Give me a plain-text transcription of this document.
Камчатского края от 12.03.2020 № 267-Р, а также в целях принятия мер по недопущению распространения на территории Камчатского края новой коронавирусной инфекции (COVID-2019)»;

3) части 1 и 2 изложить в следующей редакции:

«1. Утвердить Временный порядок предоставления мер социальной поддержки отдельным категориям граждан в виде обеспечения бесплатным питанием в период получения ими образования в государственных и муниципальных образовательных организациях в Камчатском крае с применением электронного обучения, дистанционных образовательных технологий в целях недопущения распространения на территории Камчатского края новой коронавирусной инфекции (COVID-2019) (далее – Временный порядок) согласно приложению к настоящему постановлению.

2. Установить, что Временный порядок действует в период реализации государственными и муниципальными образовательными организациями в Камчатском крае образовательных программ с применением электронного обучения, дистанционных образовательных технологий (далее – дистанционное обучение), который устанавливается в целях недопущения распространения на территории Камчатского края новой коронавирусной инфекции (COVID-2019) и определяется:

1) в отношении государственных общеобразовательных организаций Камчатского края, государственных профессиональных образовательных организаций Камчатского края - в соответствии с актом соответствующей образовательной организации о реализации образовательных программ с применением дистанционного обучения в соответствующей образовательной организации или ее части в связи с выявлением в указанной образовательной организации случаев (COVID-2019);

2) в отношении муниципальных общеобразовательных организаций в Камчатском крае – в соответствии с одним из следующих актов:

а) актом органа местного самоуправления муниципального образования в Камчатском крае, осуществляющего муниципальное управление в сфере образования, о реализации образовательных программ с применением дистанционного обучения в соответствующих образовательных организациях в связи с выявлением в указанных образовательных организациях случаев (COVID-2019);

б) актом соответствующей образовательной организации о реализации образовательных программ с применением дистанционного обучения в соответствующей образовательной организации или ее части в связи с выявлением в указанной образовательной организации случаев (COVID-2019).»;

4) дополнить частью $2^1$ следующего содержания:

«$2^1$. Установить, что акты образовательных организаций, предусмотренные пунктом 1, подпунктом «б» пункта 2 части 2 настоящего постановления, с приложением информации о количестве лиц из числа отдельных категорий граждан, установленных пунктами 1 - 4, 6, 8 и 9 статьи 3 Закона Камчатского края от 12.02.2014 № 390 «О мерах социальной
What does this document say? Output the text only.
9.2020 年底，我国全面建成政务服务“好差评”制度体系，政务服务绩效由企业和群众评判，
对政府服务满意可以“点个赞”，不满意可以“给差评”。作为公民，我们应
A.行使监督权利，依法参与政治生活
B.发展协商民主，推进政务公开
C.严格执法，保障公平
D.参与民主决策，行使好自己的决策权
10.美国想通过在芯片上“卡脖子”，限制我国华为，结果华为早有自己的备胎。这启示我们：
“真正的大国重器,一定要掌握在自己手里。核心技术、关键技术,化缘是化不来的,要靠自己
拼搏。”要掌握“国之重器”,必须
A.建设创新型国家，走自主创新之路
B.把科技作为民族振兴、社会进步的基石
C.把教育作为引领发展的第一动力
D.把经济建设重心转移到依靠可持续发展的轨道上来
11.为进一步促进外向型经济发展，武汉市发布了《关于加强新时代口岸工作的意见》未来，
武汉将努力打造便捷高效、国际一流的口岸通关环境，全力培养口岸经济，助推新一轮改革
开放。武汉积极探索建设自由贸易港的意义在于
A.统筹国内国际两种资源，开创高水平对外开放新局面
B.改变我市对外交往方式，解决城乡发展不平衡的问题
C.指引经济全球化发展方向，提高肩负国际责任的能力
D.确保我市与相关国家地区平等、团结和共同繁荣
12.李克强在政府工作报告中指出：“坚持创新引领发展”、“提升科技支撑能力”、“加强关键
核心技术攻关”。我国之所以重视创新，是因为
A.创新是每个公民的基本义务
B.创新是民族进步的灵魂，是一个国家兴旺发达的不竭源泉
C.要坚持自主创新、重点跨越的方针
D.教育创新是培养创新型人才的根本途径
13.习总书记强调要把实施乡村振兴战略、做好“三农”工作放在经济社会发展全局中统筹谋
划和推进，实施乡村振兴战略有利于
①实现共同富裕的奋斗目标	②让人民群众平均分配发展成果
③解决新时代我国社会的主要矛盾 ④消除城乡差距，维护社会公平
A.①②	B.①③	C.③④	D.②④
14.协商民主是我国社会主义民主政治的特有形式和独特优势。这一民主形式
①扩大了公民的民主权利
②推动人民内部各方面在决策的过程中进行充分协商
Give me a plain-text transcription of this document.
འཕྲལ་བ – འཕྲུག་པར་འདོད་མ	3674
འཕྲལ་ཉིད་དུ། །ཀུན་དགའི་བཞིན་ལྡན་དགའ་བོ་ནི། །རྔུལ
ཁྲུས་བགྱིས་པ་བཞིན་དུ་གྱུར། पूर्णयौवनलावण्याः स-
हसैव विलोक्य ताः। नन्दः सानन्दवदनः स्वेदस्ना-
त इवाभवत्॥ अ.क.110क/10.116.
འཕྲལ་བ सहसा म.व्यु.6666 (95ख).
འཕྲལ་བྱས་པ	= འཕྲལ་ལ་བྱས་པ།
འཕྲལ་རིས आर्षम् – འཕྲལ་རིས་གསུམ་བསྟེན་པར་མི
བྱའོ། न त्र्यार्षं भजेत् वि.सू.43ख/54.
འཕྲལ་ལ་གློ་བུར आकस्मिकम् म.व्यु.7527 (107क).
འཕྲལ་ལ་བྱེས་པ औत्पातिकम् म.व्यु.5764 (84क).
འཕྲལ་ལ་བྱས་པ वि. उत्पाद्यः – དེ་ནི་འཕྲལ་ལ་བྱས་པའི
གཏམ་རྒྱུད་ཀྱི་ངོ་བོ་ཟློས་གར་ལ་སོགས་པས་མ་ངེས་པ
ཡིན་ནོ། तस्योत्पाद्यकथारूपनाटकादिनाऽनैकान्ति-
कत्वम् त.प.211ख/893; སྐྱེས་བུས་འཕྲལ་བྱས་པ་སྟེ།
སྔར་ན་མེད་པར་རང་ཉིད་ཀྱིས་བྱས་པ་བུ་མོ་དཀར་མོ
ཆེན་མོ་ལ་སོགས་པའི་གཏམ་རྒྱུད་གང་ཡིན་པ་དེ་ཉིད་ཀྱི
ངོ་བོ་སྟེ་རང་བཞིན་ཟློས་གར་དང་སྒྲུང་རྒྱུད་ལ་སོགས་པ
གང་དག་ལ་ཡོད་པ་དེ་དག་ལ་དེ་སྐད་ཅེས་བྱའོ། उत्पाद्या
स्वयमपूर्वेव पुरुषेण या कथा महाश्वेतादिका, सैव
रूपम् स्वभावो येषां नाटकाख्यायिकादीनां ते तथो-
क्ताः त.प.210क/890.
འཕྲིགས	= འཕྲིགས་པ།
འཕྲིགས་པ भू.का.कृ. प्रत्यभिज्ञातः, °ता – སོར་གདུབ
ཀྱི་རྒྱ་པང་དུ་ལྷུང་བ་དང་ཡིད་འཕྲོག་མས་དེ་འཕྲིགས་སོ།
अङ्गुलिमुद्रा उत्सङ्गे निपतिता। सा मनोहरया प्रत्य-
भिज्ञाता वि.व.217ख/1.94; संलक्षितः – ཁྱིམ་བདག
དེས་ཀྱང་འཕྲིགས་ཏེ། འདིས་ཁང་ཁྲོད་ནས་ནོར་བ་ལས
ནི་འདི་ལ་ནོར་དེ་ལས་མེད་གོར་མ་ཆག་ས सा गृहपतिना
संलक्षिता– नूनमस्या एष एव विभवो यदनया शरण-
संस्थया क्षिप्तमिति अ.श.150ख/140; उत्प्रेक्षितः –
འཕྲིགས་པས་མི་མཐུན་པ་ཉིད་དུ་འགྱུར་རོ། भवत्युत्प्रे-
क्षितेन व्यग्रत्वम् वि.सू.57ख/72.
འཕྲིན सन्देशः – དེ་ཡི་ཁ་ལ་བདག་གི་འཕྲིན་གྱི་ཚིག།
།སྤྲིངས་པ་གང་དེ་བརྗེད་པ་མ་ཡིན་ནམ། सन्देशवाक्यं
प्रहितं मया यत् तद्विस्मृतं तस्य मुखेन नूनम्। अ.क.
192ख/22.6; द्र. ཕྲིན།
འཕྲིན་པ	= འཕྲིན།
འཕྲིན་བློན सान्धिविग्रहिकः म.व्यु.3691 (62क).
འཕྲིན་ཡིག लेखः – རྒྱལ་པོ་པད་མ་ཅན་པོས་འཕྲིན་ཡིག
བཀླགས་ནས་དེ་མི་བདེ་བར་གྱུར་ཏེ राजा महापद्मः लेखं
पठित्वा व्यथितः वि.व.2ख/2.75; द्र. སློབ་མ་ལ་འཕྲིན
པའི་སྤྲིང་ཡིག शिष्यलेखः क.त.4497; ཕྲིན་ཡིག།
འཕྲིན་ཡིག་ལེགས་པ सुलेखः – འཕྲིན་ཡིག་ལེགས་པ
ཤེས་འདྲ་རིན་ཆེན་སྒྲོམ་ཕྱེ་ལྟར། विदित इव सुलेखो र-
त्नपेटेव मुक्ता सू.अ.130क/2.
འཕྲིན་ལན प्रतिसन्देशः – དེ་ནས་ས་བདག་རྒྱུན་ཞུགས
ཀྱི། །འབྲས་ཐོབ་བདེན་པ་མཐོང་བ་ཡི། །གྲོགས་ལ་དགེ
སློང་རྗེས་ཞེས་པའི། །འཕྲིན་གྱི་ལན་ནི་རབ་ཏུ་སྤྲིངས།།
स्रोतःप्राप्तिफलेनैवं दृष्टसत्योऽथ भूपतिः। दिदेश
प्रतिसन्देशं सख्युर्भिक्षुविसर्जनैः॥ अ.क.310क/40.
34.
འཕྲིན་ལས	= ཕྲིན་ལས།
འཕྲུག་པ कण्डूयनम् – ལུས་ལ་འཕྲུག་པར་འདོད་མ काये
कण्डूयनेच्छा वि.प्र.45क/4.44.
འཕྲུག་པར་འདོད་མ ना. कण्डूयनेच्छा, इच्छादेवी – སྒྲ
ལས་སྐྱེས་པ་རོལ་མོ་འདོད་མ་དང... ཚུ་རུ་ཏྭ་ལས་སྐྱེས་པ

*Request*
Return each full line of the entries that contains the word "распространения".

*Completed exercise*
Камчатского края от 12.03.2020 № 267-Р, а также в целях принятия мер по недопущению распространения на территории Камчатского края новой коронавирусной инфекции (COVID-2019)»;
«1. Утвердить Временный порядок предоставления мер социальной поддержки отдельным категориям граждан в виде обеспечения бесплатным питанием в период получения ими образования в государственных и муниципальных образовательных организациях в Камчатском крае с применением электронного обучения, дистанционных образовательных технологий в целях недопущения распространения на территории Камчатского края новой коронавирусной инфекции (COVID-2019) (далее – Временный порядок) согласно приложению к настоящему постановлению.
2. Установить, что Временный порядок действует в период реализации государственными и муниципальными образовательными организациями в Камчатском крае образовательных программ с применением электронного обучения, дистанционных образовательных технологий (далее – дистанционное обучение), который устанавливается в целях недопущения распространения на территории Камчатского края новой коронавирусной инфекции (COVID-2019) и определяется:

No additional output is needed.